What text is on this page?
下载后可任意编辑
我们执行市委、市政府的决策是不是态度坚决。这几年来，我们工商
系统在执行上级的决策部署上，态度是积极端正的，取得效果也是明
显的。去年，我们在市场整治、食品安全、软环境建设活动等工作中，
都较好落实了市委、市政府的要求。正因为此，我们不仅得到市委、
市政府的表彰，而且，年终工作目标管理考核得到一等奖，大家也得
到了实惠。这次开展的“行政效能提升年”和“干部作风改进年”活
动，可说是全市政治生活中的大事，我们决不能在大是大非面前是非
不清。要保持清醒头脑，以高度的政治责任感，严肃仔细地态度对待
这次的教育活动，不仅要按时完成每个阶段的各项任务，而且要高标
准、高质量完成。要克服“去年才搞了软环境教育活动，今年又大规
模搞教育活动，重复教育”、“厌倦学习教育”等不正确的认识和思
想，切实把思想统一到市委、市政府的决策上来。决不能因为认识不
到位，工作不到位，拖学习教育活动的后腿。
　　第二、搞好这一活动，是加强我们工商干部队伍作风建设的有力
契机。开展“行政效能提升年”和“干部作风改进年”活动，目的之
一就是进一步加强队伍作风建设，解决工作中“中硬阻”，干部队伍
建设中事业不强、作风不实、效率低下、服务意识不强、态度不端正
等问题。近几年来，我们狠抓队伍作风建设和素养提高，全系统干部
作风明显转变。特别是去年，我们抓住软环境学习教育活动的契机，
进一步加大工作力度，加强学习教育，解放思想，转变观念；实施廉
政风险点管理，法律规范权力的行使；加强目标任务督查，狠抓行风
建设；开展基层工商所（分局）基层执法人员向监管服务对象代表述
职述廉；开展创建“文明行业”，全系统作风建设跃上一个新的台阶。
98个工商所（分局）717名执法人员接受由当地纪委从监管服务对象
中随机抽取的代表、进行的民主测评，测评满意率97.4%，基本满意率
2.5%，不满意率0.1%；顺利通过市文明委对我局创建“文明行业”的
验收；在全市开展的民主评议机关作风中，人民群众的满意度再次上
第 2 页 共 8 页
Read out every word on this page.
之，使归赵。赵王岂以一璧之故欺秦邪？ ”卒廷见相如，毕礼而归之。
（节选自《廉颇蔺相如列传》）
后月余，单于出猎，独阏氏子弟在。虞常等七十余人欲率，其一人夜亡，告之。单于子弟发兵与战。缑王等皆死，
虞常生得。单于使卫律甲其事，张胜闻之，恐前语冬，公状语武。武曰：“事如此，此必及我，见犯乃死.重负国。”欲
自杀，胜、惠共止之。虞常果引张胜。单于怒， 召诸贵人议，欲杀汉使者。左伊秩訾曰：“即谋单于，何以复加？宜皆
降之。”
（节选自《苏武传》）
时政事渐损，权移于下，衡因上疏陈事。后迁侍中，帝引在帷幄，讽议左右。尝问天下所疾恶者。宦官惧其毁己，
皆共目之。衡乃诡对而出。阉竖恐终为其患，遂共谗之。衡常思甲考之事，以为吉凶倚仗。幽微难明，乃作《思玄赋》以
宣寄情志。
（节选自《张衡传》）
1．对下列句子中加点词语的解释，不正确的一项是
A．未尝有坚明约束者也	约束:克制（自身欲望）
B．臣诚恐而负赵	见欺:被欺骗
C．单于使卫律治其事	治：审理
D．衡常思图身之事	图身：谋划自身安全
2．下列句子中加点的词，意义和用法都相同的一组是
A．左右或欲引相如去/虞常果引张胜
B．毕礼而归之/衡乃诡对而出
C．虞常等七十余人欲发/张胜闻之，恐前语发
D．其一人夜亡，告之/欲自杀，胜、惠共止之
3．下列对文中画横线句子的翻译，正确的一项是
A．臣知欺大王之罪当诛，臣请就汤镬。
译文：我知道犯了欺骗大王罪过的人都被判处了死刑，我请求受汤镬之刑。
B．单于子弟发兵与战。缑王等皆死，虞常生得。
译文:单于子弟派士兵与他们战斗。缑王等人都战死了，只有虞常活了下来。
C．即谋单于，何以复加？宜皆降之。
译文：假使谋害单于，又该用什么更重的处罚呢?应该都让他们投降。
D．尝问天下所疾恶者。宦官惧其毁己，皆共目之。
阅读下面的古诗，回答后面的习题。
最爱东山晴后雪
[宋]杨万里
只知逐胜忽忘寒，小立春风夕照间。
-.-.-
Each line in the material above must be retyped without alteration.

What text is on this page?
下载后可任意编辑
我们执行市委、市政府的决策是不是态度坚决。这几年来，我们工商
系统在执行上级的决策部署上，态度是积极端正的，取得效果也是明
显的。去年，我们在市场整治、食品安全、软环境建设活动等工作中，
都较好落实了市委、市政府的要求。正因为此，我们不仅得到市委、
市政府的表彰，而且，年终工作目标管理考核得到一等奖，大家也得
到了实惠。这次开展的“行政效能提升年”和“干部作风改进年”活
动，可说是全市政治生活中的大事，我们决不能在大是大非面前是非
不清。要保持清醒头脑，以高度的政治责任感，严肃仔细地态度对待
这次的教育活动，不仅要按时完成每个阶段的各项任务，而且要高标
准、高质量完成。要克服“去年才搞了软环境教育活动，今年又大规
模搞教育活动，重复教育”、“厌倦学习教育”等不正确的认识和思
想，切实把思想统一到市委、市政府的决策上来。决不能因为认识不
到位，工作不到位，拖学习教育活动的后腿。
　　第二、搞好这一活动，是加强我们工商干部队伍作风建设的有力
契机。开展“行政效能提升年”和“干部作风改进年”活动，目的之
一就是进一步加强队伍作风建设，解决工作中“中硬阻”，干部队伍
建设中事业不强、作风不实、效率低下、服务意识不强、态度不端正
等问题。近几年来，我们狠抓队伍作风建设和素养提高，全系统干部
作风明显转变。特别是去年，我们抓住软环境学习教育活动的契机，
进一步加大工作力度，加强学习教育，解放思想，转变观念；实施廉
政风险点管理，法律规范权力的行使；加强目标任务督查，狠抓行风
建设；开展基层工商所（分局）基层执法人员向监管服务对象代表述
职述廉；开展创建“文明行业”，全系统作风建设跃上一个新的台阶。
98个工商所（分局）717名执法人员接受由当地纪委从监管服务对象
中随机抽取的代表、进行的民主测评，测评满意率97.4%，基本满意率
2.5%，不满意率0.1%；顺利通过市文明委对我局创建“文明行业”的
验收；在全市开展的民主评议机关作风中，人民群众的满意度再次上
第 2 页 共 8 页
Read out every word on this page.
之，使归赵。赵王岂以一璧之故欺秦邪？ ”卒廷见相如，毕礼而归之。
（节选自《廉颇蔺相如列传》）
后月余，单于出猎，独阏氏子弟在。虞常等七十余人欲率，其一人夜亡，告之。单于子弟发兵与战。缑王等皆死，
虞常生得。单于使卫律甲其事，张胜闻之，恐前语冬，公状语武。武曰：“事如此，此必及我，见犯乃死.重负国。”欲
自杀，胜、惠共止之。虞常果引张胜。单于怒， 召诸贵人议，欲杀汉使者。左伊秩訾曰：“即谋单于，何以复加？宜皆
降之。”
（节选自《苏武传》）
时政事渐损，权移于下，衡因上疏陈事。后迁侍中，帝引在帷幄，讽议左右。尝问天下所疾恶者。宦官惧其毁己，
皆共目之。衡乃诡对而出。阉竖恐终为其患，遂共谗之。衡常思甲考之事，以为吉凶倚仗。幽微难明，乃作《思玄赋》以
宣寄情志。
（节选自《张衡传》）
1．对下列句子中加点词语的解释，不正确的一项是
A．未尝有坚明约束者也	约束:克制（自身欲望）
B．臣诚恐而负赵	见欺:被欺骗
C．单于使卫律治其事	治：审理
D．衡常思图身之事	图身：谋划自身安全
2．下列句子中加点的词，意义和用法都相同的一组是
A．左右或欲引相如去/虞常果引张胜
B．毕礼而归之/衡乃诡对而出
C．虞常等七十余人欲发/张胜闻之，恐前语发
D．其一人夜亡，告之/欲自杀，胜、惠共止之
3．下列对文中画横线句子的翻译，正确的一项是
A．臣知欺大王之罪当诛，臣请就汤镬。
译文：我知道犯了欺骗大王罪过的人都被判处了死刑，我请求受汤镬之刑。
B．单于子弟发兵与战。缑王等皆死，虞常生得。
译文:单于子弟派士兵与他们战斗。缑王等人都战死了，只有虞常活了下来。
C．即谋单于，何以复加？宜皆降之。
译文：假使谋害单于，又该用什么更重的处罚呢?应该都让他们投降。
D．尝问天下所疾恶者。宦官惧其毁己，皆共目之。
阅读下面的古诗，回答后面的习题。
最爱东山晴后雪
[宋]杨万里
只知逐胜忽忘寒，小立春风夕照间。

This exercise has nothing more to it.